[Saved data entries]
• • • •

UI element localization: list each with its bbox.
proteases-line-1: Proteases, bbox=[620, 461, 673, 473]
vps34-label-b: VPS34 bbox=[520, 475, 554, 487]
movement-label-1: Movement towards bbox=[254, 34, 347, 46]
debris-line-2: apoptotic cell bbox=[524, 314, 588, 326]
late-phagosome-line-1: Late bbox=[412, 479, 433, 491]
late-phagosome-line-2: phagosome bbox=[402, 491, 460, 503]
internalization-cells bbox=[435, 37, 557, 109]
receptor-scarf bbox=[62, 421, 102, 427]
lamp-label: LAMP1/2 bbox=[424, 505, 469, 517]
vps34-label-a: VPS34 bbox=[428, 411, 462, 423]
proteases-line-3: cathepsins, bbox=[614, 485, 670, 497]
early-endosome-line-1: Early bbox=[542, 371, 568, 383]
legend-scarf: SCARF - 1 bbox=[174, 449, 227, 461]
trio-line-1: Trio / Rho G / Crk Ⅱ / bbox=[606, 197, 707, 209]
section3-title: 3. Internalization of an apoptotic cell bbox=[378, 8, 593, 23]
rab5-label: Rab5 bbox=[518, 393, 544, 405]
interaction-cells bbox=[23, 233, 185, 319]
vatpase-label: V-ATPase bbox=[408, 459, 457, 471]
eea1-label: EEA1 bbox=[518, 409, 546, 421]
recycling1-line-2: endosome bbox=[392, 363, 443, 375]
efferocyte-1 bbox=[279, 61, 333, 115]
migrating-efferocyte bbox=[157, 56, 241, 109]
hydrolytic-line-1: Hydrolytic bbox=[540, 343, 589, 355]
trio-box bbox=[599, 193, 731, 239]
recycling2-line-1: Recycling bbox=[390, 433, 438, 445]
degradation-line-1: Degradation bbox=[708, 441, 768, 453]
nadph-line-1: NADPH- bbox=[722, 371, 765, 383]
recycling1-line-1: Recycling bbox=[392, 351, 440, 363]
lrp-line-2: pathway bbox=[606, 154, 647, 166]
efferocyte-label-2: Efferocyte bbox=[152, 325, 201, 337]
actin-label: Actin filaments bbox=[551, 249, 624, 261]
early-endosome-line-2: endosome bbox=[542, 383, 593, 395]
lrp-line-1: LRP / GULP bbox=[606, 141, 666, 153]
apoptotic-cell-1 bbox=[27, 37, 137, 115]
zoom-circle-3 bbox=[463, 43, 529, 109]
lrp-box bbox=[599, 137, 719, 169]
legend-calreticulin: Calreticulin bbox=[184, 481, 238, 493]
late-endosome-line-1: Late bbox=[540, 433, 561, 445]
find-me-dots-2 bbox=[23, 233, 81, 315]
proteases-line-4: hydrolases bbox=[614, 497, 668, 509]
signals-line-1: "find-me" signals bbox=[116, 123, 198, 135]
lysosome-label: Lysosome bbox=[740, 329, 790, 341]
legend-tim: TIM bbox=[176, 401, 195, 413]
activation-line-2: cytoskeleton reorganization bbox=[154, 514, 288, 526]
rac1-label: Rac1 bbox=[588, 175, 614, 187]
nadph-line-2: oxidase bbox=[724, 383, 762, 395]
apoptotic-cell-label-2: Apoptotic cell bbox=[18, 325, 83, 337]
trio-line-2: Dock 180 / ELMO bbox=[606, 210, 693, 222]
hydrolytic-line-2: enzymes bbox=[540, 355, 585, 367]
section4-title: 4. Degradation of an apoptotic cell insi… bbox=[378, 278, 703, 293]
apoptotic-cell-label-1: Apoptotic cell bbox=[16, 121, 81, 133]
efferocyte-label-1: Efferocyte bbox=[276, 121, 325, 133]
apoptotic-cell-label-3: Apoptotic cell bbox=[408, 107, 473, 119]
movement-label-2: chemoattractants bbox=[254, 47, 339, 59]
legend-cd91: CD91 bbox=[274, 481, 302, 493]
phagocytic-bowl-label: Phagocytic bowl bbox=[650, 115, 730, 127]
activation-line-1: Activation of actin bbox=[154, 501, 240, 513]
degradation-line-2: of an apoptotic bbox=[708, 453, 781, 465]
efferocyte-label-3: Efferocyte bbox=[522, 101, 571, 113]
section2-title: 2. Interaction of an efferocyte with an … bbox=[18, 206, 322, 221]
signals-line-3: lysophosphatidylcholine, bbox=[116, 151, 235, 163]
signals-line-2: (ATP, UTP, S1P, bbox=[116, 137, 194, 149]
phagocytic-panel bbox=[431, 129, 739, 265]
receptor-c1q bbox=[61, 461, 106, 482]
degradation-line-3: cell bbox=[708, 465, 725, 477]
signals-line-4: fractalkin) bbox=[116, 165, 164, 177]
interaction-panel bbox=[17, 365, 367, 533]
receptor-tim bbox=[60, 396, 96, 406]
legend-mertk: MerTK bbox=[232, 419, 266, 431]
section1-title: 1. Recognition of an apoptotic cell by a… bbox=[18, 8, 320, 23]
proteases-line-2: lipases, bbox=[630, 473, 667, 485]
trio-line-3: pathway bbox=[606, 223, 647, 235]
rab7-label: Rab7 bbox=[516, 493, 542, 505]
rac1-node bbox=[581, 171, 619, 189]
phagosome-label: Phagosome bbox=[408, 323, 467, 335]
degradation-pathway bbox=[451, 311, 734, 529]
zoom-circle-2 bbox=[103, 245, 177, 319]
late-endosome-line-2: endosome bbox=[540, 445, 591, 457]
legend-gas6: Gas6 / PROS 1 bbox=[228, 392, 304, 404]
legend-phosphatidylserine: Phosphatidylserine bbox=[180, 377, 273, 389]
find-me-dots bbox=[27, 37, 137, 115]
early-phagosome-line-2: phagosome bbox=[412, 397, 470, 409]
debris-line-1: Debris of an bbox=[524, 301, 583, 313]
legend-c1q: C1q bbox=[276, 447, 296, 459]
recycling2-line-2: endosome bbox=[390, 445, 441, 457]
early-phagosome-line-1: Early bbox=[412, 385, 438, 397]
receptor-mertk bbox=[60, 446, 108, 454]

• • • •

• [EXERCISE OBJECTIVE]:
Find "zoom" in the preceding records. Copy each line that holds it.

• [OUTPUT FOR THIS TASK]:
zoom-circle-3 bbox=[463, 43, 529, 109]
zoom-circle-2 bbox=[103, 245, 177, 319]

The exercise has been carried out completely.